[Excerpted passage]

Introducing Probability into Chip Design

prostoalex writes "The August issue of Intel Developer Update has an interview with Shekhar Borkar, Intel Fellow and Director of Circuit Research at Intel Corp. talking about the future of microprocessor design and what goes on inside Intel Labs. Borkar tells why we need even faster processors and how probability will make its way into future chip designs - "It's like the shift from Newtonian mechanics to quantum mechanics. We will shift from the deterministic designs of today to probabilistic and statistical designs of the future.""

Re:Is this new?

[mgessner]

I can't speak for all branch prediction models, but in the PowerPC, the answer is yes, but it's static.

In the PowerPC, unless a hint is given by the programmer/compiler, forward branches (positive offset) are predicted as NOT taken, and backward branches are predicted as BEING taken.

This is simply because lots of branching (aside from function calls) takes place in for, while and do-while loops (or for, while, and repeat-until for you Pascal geeks :)

it is an old story

[wannasleep]

In the interview, a lot of things have been left out. The topic is first and foremost old. It goes back to the 80s. Statistical variations have always been taken into account by using worst cases. Problem is that the worst case approach sucks in the latest technologies, so more sophisticated methods have to be used. There has been a lot of research in the last 10 years (Check american, german, and italian universities, just to name few).
Also, the problem is old, meaning that analog designers had to deal with these problems since the early stages (example: the offset in the operational amplifiers is caused by transistor performance mismatch). Now, digital designs are affected too. First on the clocking network and now all the rest. Furthermore, it is widely known (in the community) that interconnect variations are of the same order of magnitude of the device (i.e. transistor)performance variations, and on the top of that dynamic effects (like cross talk) may severely affect the performance.
I don't agree with him on the fact that all the variations are gaussian, there is plenty of literature that states the contrary, and major chip makers know it very well.
Last but not least, there are already tools that deal with statistical variations, although none of them can handle a microprocessor, as they are mostly circtuit simulation-based. All in all, the good news is that awareness is spreading thru the designers.

Re:it is an old story

[fupeg]

I think there is a slight misunderstanding here. The "variance" of analogy systems is really just manufacturing fault tolerance. The manufacturing process is imperfect and so there is a standard error associated with each quality of a given component. This is a little different than the kind of variance that is related to quantum mechanics.

[Extracted information]
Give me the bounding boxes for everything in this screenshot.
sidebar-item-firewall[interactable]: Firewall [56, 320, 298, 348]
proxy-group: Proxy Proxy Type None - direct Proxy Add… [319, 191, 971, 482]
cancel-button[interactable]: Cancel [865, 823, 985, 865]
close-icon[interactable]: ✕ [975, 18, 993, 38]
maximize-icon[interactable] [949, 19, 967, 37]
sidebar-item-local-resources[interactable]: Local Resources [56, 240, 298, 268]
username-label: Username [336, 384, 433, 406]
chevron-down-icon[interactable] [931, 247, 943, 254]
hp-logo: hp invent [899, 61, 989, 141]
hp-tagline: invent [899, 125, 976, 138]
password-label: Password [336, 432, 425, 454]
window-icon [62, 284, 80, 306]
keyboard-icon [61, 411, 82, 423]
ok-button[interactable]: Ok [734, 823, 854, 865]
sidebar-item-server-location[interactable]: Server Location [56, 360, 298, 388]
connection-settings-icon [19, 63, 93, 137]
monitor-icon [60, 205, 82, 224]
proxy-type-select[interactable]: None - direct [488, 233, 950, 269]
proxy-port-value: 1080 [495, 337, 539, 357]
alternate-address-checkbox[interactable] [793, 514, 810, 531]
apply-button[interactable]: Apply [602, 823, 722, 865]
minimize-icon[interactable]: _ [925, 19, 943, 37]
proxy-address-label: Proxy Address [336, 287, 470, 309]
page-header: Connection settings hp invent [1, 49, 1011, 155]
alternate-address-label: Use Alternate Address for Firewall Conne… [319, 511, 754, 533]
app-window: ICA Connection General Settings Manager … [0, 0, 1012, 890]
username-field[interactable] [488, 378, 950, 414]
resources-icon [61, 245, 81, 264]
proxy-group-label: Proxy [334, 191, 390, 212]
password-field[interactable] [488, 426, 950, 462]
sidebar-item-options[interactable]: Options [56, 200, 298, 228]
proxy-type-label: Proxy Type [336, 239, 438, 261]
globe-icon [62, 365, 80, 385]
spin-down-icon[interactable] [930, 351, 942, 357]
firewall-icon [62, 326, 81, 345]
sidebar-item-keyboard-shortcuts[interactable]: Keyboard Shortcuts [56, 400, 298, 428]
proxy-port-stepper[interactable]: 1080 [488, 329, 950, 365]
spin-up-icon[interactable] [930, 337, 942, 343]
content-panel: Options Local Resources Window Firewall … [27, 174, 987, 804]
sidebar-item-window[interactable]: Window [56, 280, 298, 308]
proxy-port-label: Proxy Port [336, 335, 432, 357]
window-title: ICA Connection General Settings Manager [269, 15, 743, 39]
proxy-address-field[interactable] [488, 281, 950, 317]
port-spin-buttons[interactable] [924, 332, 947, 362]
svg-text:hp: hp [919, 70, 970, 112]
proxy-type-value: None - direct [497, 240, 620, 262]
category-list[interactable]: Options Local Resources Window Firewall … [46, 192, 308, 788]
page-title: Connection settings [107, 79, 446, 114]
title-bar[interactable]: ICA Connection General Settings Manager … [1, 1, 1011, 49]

[Tasks to complete]
- a) Which usernames appear in square brackets in the chip design thread?
- b) Could you copy the chip design thread word for word, starting at "I don't agree" and ending at "thru the designers."?
The records come from a separate source.

[Results]
- a) mgessner, wannasleep, fupeg

- b)
I don't agree with him on the fact that all the variations are gaussian, there is plenty of literature that states the contrary, and major chip makers know it very well.
Last but not least, there are already tools that deal with statistical variations, although none of them can handle a microprocessor, as they are mostly circtuit simulation-based. All in all, the good news is that awareness is spreading thru the designers.